→ Problem to solve:
Extract everything from the line containing "- x-tick-label: 04/09/2012: [590, 392, 637, 439]" down to the line containing "- data-point: [157, 158, 159, 160]", both included, and copy those lines without any change.
# Start of Data section
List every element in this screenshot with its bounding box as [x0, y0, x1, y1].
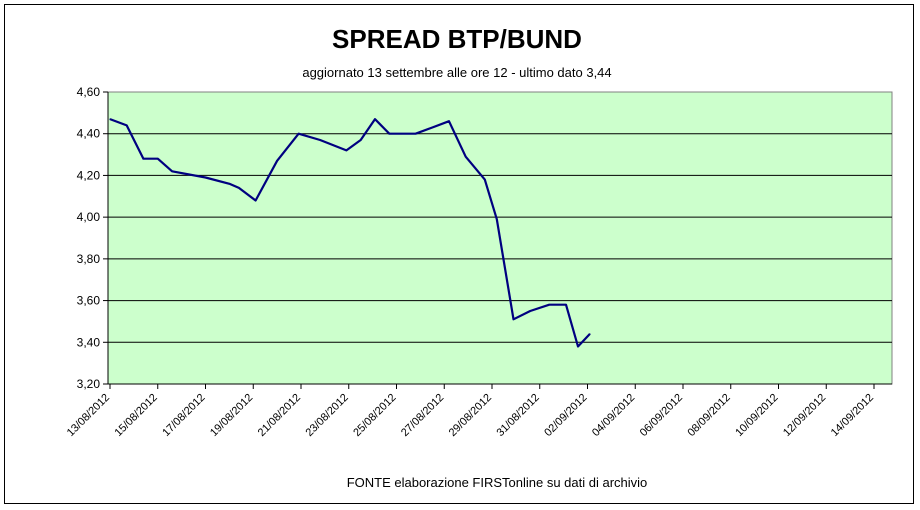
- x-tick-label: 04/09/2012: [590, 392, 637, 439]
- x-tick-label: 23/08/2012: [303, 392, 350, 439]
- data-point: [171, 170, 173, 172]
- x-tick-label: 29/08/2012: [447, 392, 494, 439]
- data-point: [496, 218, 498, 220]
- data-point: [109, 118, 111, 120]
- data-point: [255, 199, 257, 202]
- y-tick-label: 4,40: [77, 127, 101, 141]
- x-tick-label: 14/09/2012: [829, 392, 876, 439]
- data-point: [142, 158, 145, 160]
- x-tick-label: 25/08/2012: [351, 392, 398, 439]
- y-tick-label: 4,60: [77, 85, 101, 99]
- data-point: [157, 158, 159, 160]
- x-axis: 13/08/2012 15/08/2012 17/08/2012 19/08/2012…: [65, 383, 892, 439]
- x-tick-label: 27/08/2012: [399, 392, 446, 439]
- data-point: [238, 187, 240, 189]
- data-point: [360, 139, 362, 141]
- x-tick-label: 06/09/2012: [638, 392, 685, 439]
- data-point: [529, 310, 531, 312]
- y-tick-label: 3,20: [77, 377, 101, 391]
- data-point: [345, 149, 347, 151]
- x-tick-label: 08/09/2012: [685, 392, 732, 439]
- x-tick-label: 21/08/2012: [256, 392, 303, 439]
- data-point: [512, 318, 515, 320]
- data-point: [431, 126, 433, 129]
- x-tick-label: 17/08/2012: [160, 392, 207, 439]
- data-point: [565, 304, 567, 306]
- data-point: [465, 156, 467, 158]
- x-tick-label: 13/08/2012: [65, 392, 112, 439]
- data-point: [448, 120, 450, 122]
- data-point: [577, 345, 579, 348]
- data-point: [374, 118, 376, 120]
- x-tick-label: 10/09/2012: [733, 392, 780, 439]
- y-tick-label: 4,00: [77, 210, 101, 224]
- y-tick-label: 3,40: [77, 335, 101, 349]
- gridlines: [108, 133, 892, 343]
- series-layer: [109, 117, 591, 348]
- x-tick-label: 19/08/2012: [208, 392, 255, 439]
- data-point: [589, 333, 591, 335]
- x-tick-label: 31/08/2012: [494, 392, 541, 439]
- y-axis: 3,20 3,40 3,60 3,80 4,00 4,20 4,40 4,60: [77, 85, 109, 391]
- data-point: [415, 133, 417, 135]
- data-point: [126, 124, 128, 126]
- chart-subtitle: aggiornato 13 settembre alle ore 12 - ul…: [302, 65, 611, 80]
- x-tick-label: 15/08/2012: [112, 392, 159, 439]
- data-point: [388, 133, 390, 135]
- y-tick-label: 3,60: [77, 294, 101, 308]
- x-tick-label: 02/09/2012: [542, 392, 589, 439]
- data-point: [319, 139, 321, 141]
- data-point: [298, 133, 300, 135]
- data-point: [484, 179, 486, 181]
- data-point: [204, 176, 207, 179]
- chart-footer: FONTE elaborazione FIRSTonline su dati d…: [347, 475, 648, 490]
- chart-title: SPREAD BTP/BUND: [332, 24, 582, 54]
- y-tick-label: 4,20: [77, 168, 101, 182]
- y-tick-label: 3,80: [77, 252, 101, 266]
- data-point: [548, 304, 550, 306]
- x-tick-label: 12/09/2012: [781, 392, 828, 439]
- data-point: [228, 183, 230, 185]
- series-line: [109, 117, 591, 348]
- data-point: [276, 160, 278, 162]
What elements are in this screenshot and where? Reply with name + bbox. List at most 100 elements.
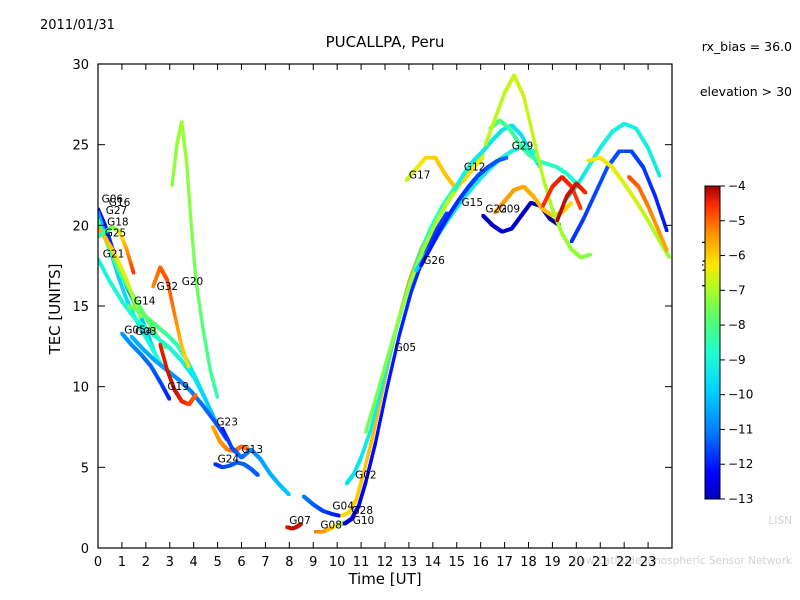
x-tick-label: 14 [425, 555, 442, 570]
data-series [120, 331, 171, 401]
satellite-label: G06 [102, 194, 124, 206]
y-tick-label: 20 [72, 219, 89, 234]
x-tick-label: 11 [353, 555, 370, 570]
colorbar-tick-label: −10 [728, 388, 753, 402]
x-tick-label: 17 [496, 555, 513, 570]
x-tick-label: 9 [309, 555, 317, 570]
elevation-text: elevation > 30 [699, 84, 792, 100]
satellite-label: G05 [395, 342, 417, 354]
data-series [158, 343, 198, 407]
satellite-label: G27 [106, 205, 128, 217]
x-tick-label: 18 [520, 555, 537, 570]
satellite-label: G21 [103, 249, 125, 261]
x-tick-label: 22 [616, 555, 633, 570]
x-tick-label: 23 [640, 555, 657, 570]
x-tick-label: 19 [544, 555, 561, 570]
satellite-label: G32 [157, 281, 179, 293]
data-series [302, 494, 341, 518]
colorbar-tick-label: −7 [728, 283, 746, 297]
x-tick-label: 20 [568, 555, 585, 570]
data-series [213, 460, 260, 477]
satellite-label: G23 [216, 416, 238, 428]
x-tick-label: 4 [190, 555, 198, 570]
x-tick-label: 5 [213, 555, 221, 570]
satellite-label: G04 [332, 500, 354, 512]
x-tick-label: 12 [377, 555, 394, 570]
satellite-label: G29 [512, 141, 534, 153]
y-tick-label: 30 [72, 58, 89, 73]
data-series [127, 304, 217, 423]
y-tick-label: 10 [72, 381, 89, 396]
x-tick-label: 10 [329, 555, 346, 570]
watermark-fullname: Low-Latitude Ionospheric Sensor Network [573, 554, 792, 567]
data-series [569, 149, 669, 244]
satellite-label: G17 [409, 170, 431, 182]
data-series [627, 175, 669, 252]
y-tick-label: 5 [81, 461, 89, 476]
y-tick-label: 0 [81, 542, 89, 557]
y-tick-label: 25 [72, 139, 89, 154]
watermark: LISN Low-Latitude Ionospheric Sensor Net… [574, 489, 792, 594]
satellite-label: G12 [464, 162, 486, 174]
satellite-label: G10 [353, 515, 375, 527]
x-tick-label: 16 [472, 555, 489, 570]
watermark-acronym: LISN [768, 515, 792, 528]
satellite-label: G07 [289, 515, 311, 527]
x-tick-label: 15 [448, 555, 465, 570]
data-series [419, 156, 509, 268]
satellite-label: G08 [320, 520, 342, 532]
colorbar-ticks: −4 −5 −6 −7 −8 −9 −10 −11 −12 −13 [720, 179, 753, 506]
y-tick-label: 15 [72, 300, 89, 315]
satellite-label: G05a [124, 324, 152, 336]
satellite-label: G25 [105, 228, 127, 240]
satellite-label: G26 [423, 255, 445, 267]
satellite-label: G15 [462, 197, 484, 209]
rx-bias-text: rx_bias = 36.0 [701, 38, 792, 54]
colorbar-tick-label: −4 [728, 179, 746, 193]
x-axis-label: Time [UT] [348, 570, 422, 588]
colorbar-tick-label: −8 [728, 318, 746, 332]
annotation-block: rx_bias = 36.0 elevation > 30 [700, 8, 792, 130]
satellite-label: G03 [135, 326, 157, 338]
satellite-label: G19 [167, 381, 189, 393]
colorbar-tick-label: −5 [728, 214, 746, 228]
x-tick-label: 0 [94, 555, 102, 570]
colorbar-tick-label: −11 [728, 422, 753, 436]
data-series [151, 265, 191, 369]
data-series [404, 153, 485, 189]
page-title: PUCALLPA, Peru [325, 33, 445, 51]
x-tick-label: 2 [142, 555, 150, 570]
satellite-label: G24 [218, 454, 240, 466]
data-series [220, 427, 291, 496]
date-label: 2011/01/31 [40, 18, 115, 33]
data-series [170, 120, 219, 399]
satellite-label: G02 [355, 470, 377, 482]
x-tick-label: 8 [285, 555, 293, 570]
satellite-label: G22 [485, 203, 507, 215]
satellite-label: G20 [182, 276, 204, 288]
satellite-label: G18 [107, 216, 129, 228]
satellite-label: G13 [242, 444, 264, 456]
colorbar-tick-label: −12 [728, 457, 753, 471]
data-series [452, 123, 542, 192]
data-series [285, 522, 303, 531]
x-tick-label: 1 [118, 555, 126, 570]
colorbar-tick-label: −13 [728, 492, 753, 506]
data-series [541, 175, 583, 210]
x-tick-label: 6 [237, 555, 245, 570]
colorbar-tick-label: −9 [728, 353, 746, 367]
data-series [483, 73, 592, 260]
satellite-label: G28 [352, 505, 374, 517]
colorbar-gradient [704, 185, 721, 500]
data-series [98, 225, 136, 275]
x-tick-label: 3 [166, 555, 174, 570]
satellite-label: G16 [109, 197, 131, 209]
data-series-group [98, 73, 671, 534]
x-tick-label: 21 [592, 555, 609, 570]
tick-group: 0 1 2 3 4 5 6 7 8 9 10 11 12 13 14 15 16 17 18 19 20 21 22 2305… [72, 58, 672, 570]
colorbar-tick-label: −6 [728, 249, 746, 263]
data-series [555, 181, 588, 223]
# End of Data section
# Start of Data section
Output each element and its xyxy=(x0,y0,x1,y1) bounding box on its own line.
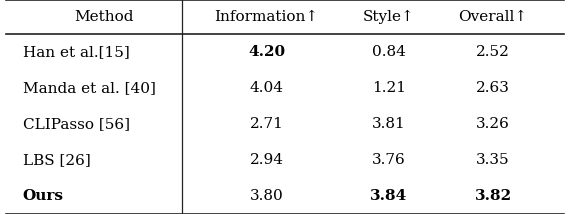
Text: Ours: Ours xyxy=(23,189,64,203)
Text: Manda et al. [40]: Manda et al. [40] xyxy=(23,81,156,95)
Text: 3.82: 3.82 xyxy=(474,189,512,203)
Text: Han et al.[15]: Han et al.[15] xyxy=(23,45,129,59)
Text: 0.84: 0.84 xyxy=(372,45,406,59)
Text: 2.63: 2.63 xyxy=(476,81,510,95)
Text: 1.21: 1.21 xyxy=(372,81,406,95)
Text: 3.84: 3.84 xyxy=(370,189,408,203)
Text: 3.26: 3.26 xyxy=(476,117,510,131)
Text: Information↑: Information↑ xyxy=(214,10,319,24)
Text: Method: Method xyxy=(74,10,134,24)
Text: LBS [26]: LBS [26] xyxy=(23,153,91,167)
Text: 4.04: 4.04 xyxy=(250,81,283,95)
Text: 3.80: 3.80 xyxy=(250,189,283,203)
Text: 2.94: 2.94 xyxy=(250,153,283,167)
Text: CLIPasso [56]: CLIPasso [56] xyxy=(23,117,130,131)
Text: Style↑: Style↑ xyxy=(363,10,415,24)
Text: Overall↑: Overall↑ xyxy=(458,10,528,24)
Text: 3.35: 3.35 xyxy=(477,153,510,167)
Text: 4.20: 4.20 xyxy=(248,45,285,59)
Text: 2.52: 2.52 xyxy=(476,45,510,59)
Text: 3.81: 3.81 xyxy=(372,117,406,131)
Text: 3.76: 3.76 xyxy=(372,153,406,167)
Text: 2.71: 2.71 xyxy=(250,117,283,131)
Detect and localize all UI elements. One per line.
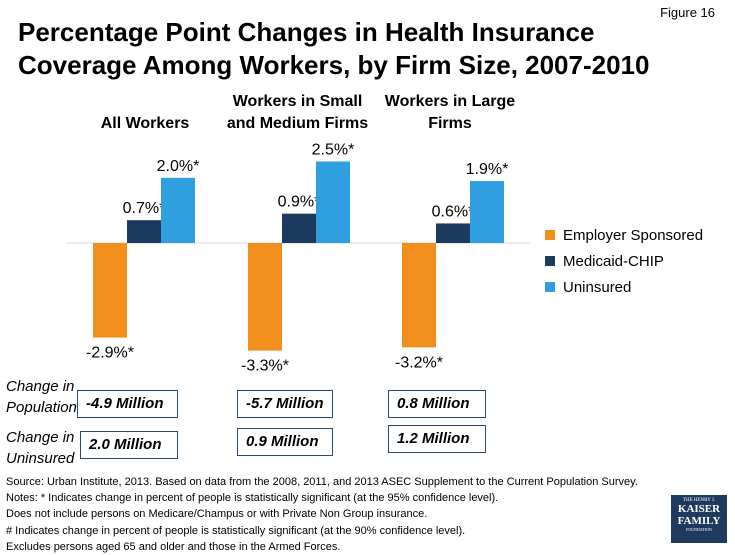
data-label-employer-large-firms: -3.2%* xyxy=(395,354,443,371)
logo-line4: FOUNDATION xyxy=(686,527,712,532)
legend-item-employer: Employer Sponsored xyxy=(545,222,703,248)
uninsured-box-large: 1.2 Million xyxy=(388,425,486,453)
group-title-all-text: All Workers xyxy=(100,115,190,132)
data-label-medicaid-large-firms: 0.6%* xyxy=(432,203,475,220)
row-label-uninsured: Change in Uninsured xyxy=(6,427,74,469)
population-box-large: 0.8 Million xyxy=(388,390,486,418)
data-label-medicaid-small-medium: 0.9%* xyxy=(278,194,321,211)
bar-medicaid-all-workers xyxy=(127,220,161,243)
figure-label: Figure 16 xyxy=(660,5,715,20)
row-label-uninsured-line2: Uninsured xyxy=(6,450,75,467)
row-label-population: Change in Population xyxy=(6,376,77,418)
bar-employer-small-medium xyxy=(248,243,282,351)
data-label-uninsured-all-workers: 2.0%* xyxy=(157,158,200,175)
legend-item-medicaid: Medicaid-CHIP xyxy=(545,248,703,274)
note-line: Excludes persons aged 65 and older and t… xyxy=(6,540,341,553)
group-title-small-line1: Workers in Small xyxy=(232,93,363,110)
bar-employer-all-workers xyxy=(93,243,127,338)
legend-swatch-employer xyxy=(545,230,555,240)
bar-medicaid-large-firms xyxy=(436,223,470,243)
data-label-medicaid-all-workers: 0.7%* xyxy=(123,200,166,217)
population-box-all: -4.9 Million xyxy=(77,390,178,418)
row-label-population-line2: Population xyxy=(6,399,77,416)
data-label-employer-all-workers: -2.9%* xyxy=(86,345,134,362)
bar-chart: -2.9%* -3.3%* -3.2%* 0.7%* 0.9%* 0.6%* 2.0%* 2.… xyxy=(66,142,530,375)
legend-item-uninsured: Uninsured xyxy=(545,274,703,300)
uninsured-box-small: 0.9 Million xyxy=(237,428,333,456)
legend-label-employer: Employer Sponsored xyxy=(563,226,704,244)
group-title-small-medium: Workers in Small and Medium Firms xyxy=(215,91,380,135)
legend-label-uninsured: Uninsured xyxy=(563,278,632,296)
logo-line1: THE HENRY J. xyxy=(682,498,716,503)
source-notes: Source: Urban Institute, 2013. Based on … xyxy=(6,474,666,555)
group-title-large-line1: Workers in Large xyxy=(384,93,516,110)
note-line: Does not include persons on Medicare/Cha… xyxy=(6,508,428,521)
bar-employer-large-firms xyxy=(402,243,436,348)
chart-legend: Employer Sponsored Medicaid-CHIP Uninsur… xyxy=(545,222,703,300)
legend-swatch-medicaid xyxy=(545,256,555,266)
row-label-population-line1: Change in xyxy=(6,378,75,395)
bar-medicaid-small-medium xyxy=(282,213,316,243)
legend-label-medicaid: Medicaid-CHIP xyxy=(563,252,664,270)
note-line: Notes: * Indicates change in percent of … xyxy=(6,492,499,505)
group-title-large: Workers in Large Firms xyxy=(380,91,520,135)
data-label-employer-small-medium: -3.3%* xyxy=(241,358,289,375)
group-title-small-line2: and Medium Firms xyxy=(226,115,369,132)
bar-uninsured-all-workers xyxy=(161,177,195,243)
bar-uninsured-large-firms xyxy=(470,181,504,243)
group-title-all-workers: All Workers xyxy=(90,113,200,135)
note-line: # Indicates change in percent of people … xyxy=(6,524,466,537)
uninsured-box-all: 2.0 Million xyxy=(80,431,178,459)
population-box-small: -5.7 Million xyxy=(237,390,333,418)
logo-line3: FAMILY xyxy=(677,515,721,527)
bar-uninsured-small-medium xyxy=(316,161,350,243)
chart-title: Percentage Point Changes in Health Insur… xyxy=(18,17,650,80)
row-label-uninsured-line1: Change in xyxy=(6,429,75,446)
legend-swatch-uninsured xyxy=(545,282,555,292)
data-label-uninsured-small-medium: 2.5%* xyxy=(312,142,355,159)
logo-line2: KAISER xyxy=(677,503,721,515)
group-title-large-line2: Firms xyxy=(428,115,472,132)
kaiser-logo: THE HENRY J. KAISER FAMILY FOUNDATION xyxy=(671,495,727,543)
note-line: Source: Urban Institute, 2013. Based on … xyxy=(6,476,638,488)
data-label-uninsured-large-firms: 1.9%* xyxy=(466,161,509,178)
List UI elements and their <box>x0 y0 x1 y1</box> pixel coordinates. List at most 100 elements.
# End of Data section
→ Final result:
- x-tick-label: 04/09/2012: [590, 392, 637, 439]
- x-tick-label: 23/08/2012: [303, 392, 350, 439]
- data-point: [171, 170, 173, 172]
- x-tick-label: 29/08/2012: [447, 392, 494, 439]
- data-point: [496, 218, 498, 220]
- data-point: [109, 118, 111, 120]
- data-point: [255, 199, 257, 202]
- y-tick-label: 4,40: [77, 127, 101, 141]
- x-tick-label: 14/09/2012: [829, 392, 876, 439]
- data-point: [142, 158, 145, 160]
- x-tick-label: 25/08/2012: [351, 392, 398, 439]
- y-tick-label: 4,60: [77, 85, 101, 99]
- data-point: [157, 158, 159, 160]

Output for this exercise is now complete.